### What is asked
Extract the text of each entry below exactly, leaving every image behind.

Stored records
========================
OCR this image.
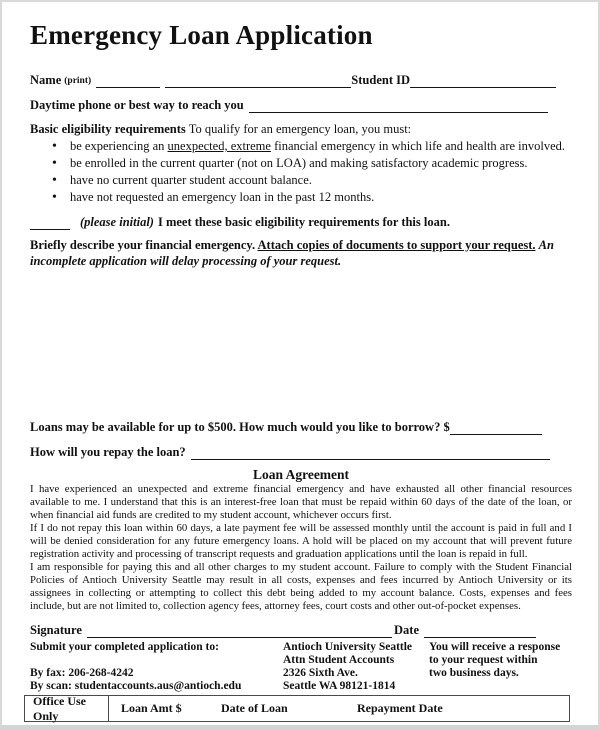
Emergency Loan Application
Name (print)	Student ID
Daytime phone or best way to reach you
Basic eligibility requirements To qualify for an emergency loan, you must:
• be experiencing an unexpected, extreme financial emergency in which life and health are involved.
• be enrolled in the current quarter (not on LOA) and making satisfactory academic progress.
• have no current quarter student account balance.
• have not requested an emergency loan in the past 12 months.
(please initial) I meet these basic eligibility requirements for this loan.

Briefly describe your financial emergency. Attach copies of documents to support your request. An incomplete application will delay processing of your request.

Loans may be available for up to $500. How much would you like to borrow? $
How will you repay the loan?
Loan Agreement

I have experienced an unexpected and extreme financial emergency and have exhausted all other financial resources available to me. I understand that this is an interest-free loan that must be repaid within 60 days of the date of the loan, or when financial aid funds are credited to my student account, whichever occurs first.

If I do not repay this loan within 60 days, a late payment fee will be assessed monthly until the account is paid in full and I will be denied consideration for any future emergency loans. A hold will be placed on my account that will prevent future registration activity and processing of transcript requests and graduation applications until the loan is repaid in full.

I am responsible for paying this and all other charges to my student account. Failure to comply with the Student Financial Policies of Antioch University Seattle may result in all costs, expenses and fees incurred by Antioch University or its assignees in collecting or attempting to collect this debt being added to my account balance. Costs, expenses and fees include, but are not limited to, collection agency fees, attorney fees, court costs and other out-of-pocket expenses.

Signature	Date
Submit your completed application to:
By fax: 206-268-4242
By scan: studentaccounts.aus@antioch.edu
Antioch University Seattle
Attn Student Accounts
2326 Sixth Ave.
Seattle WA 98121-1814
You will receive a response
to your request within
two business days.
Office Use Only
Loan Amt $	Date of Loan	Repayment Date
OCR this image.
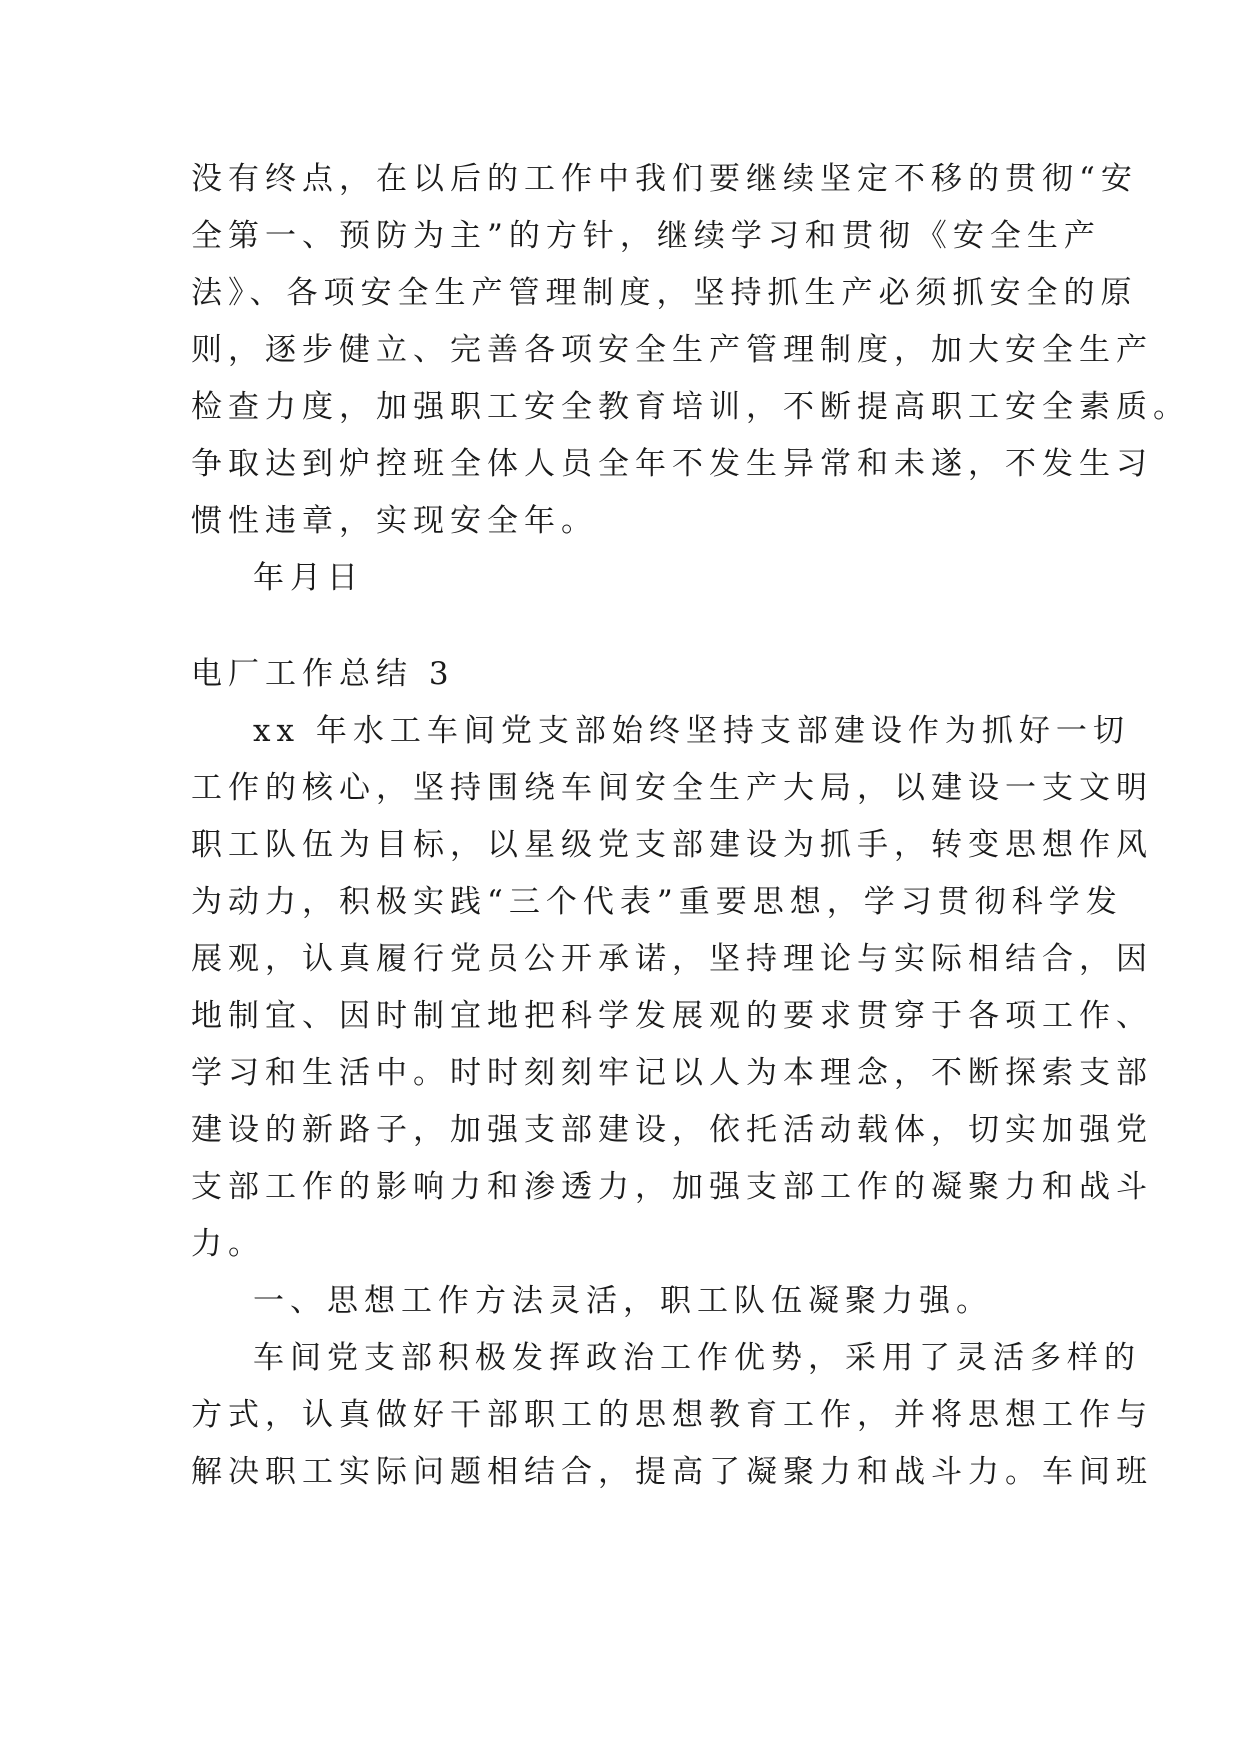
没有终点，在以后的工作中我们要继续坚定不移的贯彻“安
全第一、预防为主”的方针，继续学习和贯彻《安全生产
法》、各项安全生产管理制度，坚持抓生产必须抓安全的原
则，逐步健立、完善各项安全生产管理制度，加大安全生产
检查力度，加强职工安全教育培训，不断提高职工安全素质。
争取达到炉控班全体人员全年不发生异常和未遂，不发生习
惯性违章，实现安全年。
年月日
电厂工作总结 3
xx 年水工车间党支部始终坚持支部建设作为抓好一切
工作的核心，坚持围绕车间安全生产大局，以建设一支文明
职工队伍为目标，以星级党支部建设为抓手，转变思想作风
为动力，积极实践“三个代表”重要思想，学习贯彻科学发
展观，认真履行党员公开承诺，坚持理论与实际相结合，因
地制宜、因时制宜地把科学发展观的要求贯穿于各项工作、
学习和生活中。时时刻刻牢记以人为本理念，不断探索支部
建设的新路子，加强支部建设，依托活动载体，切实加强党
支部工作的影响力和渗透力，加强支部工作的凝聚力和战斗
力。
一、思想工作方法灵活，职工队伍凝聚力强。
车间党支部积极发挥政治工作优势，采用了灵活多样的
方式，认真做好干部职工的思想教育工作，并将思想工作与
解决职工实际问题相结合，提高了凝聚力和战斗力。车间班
========================
### Full answer
OCR this image.
Emergency Loan Application
Name (print)	Student ID
Daytime phone or best way to reach you
Basic eligibility requirements To qualify for an emergency loan, you must:
• be experiencing an unexpected, extreme financial emergency in which life and health are involved.
• be enrolled in the current quarter (not on LOA) and making satisfactory academic progress.
• have no current quarter student account balance.
• have not requested an emergency loan in the past 12 months.
(please initial) I meet these basic eligibility requirements for this loan.

Briefly describe your financial emergency. Attach copies of documents to support your request. An incomplete application will delay processing of your request.

Loans may be available for up to $500. How much would you like to borrow? $
How will you repay the loan?
Loan Agreement

I have experienced an unexpected and extreme financial emergency and have exhausted all other financial resources available to me. I understand that this is an interest-free loan that must be repaid within 60 days of the date of the loan, or when financial aid funds are credited to my student account, whichever occurs first.

If I do not repay this loan within 60 days, a late payment fee will be assessed monthly until the account is paid in full and I will be denied consideration for any future emergency loans. A hold will be placed on my account that will prevent future registration activity and processing of transcript requests and graduation applications until the loan is repaid in full.

I am responsible for paying this and all other charges to my student account. Failure to comply with the Student Financial Policies of Antioch University Seattle may result in all costs, expenses and fees incurred by Antioch University or its assignees in collecting or attempting to collect this debt being added to my account balance. Costs, expenses and fees include, but are not limited to, collection agency fees, attorney fees, court costs and other out-of-pocket expenses.

Signature	Date
Submit your completed application to:
By fax: 206-268-4242
By scan: studentaccounts.aus@antioch.edu
Antioch University Seattle
Attn Student Accounts
2326 Sixth Ave.
Seattle WA 98121-1814
You will receive a response
to your request within
two business days.
Office Use Only
Loan Amt $	Date of Loan	Repayment Date
OCR this image.
没有终点，在以后的工作中我们要继续坚定不移的贯彻“安
全第一、预防为主”的方针，继续学习和贯彻《安全生产
法》、各项安全生产管理制度，坚持抓生产必须抓安全的原
则，逐步健立、完善各项安全生产管理制度，加大安全生产
检查力度，加强职工安全教育培训，不断提高职工安全素质。
争取达到炉控班全体人员全年不发生异常和未遂，不发生习
惯性违章，实现安全年。
年月日
电厂工作总结 3
xx 年水工车间党支部始终坚持支部建设作为抓好一切
工作的核心，坚持围绕车间安全生产大局，以建设一支文明
职工队伍为目标，以星级党支部建设为抓手，转变思想作风
为动力，积极实践“三个代表”重要思想，学习贯彻科学发
展观，认真履行党员公开承诺，坚持理论与实际相结合，因
地制宜、因时制宜地把科学发展观的要求贯穿于各项工作、
学习和生活中。时时刻刻牢记以人为本理念，不断探索支部
建设的新路子，加强支部建设，依托活动载体，切实加强党
支部工作的影响力和渗透力，加强支部工作的凝聚力和战斗
力。
一、思想工作方法灵活，职工队伍凝聚力强。
车间党支部积极发挥政治工作优势，采用了灵活多样的
方式，认真做好干部职工的思想教育工作，并将思想工作与
解决职工实际问题相结合，提高了凝聚力和战斗力。车间班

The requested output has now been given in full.